— PROBLEM REQUIREMENTS —
Go through the material and write it all out exactly, minus the pictures.

— MATERIAL FOR THIS EXERCISE —
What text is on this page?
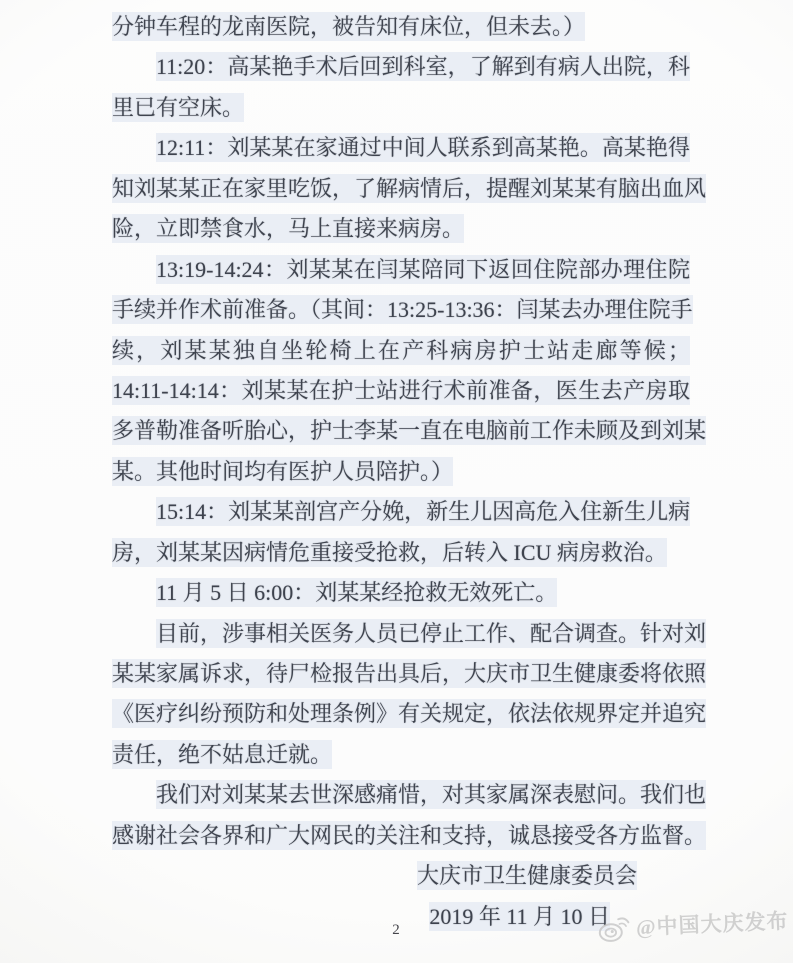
分钟车程的龙南医院，被告知有床位，但未去。）
11:20：高某艳手术后回到科室，了解到有病人出院，科
里已有空床。
12:11：刘某某在家通过中间人联系到高某艳。高某艳得
知刘某某正在家里吃饭，了解病情后，提醒刘某某有脑出血风
险，立即禁食水，马上直接来病房。
13:19-14:24：刘某某在闫某陪同下返回住院部办理住院
手续并作术前准备。（其间：13:25-13:36：闫某去办理住院手
续，刘某某独自坐轮椅上在产科病房护士站走廊等候；
14:11-14:14：刘某某在护士站进行术前准备，医生去产房取
多普勒准备听胎心，护士李某一直在电脑前工作未顾及到刘某
某。其他时间均有医护人员陪护。）
15:14：刘某某剖宫产分娩，新生儿因高危入住新生儿病
房，刘某某因病情危重接受抢救，后转入 ICU 病房救治。
11 月 5 日 6:00：刘某某经抢救无效死亡。
目前，涉事相关医务人员已停止工作、配合调查。针对刘
某某家属诉求，待尸检报告出具后，大庆市卫生健康委将依照
《医疗纠纷预防和处理条例》有关规定，依法依规界定并追究
责任，绝不姑息迁就。
我们对刘某某去世深感痛惜，对其家属深表慰问。我们也
感谢社会各界和广大网民的关注和支持，诚恳接受各方监督。
大庆市卫生健康委员会
2019 年 11 月 10 日
2	@中国大庆发布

— RIGHT ANSWER —
What text is on this page?
分钟车程的龙南医院，被告知有床位，但未去。）
11:20：高某艳手术后回到科室，了解到有病人出院，科
里已有空床。
12:11：刘某某在家通过中间人联系到高某艳。高某艳得
知刘某某正在家里吃饭，了解病情后，提醒刘某某有脑出血风
险，立即禁食水，马上直接来病房。
13:19-14:24：刘某某在闫某陪同下返回住院部办理住院
手续并作术前准备。（其间：13:25-13:36：闫某去办理住院手
续，刘某某独自坐轮椅上在产科病房护士站走廊等候；
14:11-14:14：刘某某在护士站进行术前准备，医生去产房取
多普勒准备听胎心，护士李某一直在电脑前工作未顾及到刘某
某。其他时间均有医护人员陪护。）
15:14：刘某某剖宫产分娩，新生儿因高危入住新生儿病
房，刘某某因病情危重接受抢救，后转入 ICU 病房救治。
11 月 5 日 6:00：刘某某经抢救无效死亡。
目前，涉事相关医务人员已停止工作、配合调查。针对刘
某某家属诉求，待尸检报告出具后，大庆市卫生健康委将依照
《医疗纠纷预防和处理条例》有关规定，依法依规界定并追究
责任，绝不姑息迁就。
我们对刘某某去世深感痛惜，对其家属深表慰问。我们也
感谢社会各界和广大网民的关注和支持，诚恳接受各方监督。
大庆市卫生健康委员会
2019 年 11 月 10 日
2	@中国大庆发布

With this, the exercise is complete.